[Saved data entries]

***

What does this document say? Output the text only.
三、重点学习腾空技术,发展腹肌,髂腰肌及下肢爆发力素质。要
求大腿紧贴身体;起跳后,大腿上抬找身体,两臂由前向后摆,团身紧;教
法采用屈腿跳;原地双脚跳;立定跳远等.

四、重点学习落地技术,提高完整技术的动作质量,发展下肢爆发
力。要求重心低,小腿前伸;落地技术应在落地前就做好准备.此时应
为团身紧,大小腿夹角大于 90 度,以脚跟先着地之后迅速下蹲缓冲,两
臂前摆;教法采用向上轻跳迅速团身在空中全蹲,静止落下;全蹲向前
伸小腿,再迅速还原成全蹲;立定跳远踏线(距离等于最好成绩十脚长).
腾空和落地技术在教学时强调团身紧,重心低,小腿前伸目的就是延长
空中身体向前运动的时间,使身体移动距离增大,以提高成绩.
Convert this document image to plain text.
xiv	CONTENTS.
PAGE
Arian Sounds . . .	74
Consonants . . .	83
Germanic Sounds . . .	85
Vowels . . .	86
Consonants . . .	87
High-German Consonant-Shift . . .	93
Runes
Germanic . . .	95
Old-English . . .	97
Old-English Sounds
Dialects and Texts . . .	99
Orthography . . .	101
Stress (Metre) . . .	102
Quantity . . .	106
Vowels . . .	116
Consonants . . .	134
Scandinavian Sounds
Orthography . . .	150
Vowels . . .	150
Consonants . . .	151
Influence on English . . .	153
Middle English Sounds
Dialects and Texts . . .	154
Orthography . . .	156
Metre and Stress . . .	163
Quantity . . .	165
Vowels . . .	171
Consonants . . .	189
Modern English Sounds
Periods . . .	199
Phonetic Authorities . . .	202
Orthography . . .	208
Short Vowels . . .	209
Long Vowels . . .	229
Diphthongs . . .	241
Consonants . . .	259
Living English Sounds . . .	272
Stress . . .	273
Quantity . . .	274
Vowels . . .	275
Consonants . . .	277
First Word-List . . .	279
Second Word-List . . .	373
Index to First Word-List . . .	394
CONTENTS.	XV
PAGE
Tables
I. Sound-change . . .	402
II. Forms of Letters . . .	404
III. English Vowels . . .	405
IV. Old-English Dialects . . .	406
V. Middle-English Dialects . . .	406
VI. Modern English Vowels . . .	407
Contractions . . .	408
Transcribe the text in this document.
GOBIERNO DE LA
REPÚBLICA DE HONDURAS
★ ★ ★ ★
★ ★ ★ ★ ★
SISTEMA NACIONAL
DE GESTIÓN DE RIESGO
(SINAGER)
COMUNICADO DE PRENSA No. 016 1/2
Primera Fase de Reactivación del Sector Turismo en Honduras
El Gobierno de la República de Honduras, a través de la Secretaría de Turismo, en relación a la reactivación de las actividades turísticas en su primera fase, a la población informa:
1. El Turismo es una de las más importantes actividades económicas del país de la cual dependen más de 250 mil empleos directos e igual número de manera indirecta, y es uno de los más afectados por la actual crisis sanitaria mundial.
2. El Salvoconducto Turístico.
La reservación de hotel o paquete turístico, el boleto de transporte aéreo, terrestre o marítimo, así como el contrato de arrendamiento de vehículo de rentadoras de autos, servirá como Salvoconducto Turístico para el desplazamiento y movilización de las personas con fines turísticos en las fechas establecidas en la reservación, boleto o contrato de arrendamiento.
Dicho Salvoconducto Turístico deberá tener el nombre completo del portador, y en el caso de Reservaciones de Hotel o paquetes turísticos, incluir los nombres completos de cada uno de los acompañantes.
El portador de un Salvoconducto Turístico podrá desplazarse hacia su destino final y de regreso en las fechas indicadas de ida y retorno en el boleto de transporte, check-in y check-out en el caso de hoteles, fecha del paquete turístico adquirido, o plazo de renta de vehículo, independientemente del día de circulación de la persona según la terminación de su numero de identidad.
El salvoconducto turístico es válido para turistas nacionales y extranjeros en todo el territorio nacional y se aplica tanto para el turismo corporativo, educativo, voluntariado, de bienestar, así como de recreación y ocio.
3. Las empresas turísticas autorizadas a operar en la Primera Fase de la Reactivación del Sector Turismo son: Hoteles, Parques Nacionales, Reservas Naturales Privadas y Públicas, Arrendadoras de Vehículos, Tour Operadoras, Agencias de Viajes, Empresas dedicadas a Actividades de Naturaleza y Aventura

***

DESCRIPTION OF THE TASK: Every entry should be output exactly as written, please.

ANSWER:
What does this document say? Output the text only.
三、重点学习腾空技术,发展腹肌,髂腰肌及下肢爆发力素质。要
求大腿紧贴身体;起跳后,大腿上抬找身体,两臂由前向后摆,团身紧;教
法采用屈腿跳;原地双脚跳;立定跳远等.

四、重点学习落地技术,提高完整技术的动作质量,发展下肢爆发
力。要求重心低,小腿前伸;落地技术应在落地前就做好准备.此时应
为团身紧,大小腿夹角大于 90 度,以脚跟先着地之后迅速下蹲缓冲,两
臂前摆;教法采用向上轻跳迅速团身在空中全蹲,静止落下;全蹲向前
伸小腿,再迅速还原成全蹲;立定跳远踏线(距离等于最好成绩十脚长).
腾空和落地技术在教学时强调团身紧,重心低,小腿前伸目的就是延长
空中身体向前运动的时间,使身体移动距离增大,以提高成绩.
Convert this document image to plain text.
xiv	CONTENTS.
PAGE
Arian Sounds . . .	74
Consonants . . .	83
Germanic Sounds . . .	85
Vowels . . .	86
Consonants . . .	87
High-German Consonant-Shift . . .	93
Runes
Germanic . . .	95
Old-English . . .	97
Old-English Sounds
Dialects and Texts . . .	99
Orthography . . .	101
Stress (Metre) . . .	102
Quantity . . .	106
Vowels . . .	116
Consonants . . .	134
Scandinavian Sounds
Orthography . . .	150
Vowels . . .	150
Consonants . . .	151
Influence on English . . .	153
Middle English Sounds
Dialects and Texts . . .	154
Orthography . . .	156
Metre and Stress . . .	163
Quantity . . .	165
Vowels . . .	171
Consonants . . .	189
Modern English Sounds
Periods . . .	199
Phonetic Authorities . . .	202
Orthography . . .	208
Short Vowels . . .	209
Long Vowels . . .	229
Diphthongs . . .	241
Consonants . . .	259
Living English Sounds . . .	272
Stress . . .	273
Quantity . . .	274
Vowels . . .	275
Consonants . . .	277
First Word-List . . .	279
Second Word-List . . .	373
Index to First Word-List . . .	394
CONTENTS.	XV
PAGE
Tables
I. Sound-change . . .	402
II. Forms of Letters . . .	404
III. English Vowels . . .	405
IV. Old-English Dialects . . .	406
V. Middle-English Dialects . . .	406
VI. Modern English Vowels . . .	407
Contractions . . .	408
Transcribe the text in this document.
GOBIERNO DE LA
REPÚBLICA DE HONDURAS
★ ★ ★ ★
★ ★ ★ ★ ★
SISTEMA NACIONAL
DE GESTIÓN DE RIESGO
(SINAGER)
COMUNICADO DE PRENSA No. 016 1/2
Primera Fase de Reactivación del Sector Turismo en Honduras
El Gobierno de la República de Honduras, a través de la Secretaría de Turismo, en relación a la reactivación de las actividades turísticas en su primera fase, a la población informa:
1. El Turismo es una de las más importantes actividades económicas del país de la cual dependen más de 250 mil empleos directos e igual número de manera indirecta, y es uno de los más afectados por la actual crisis sanitaria mundial.
2. El Salvoconducto Turístico.
La reservación de hotel o paquete turístico, el boleto de transporte aéreo, terrestre o marítimo, así como el contrato de arrendamiento de vehículo de rentadoras de autos, servirá como Salvoconducto Turístico para el desplazamiento y movilización de las personas con fines turísticos en las fechas establecidas en la reservación, boleto o contrato de arrendamiento.
Dicho Salvoconducto Turístico deberá tener el nombre completo del portador, y en el caso de Reservaciones de Hotel o paquetes turísticos, incluir los nombres completos de cada uno de los acompañantes.
El portador de un Salvoconducto Turístico podrá desplazarse hacia su destino final y de regreso en las fechas indicadas de ida y retorno en el boleto de transporte, check-in y check-out en el caso de hoteles, fecha del paquete turístico adquirido, o plazo de renta de vehículo, independientemente del día de circulación de la persona según la terminación de su numero de identidad.
El salvoconducto turístico es válido para turistas nacionales y extranjeros en todo el territorio nacional y se aplica tanto para el turismo corporativo, educativo, voluntariado, de bienestar, así como de recreación y ocio.
3. Las empresas turísticas autorizadas a operar en la Primera Fase de la Reactivación del Sector Turismo son: Hoteles, Parques Nacionales, Reservas Naturales Privadas y Públicas, Arrendadoras de Vehículos, Tour Operadoras, Agencias de Viajes, Empresas dedicadas a Actividades de Naturaleza y Aventura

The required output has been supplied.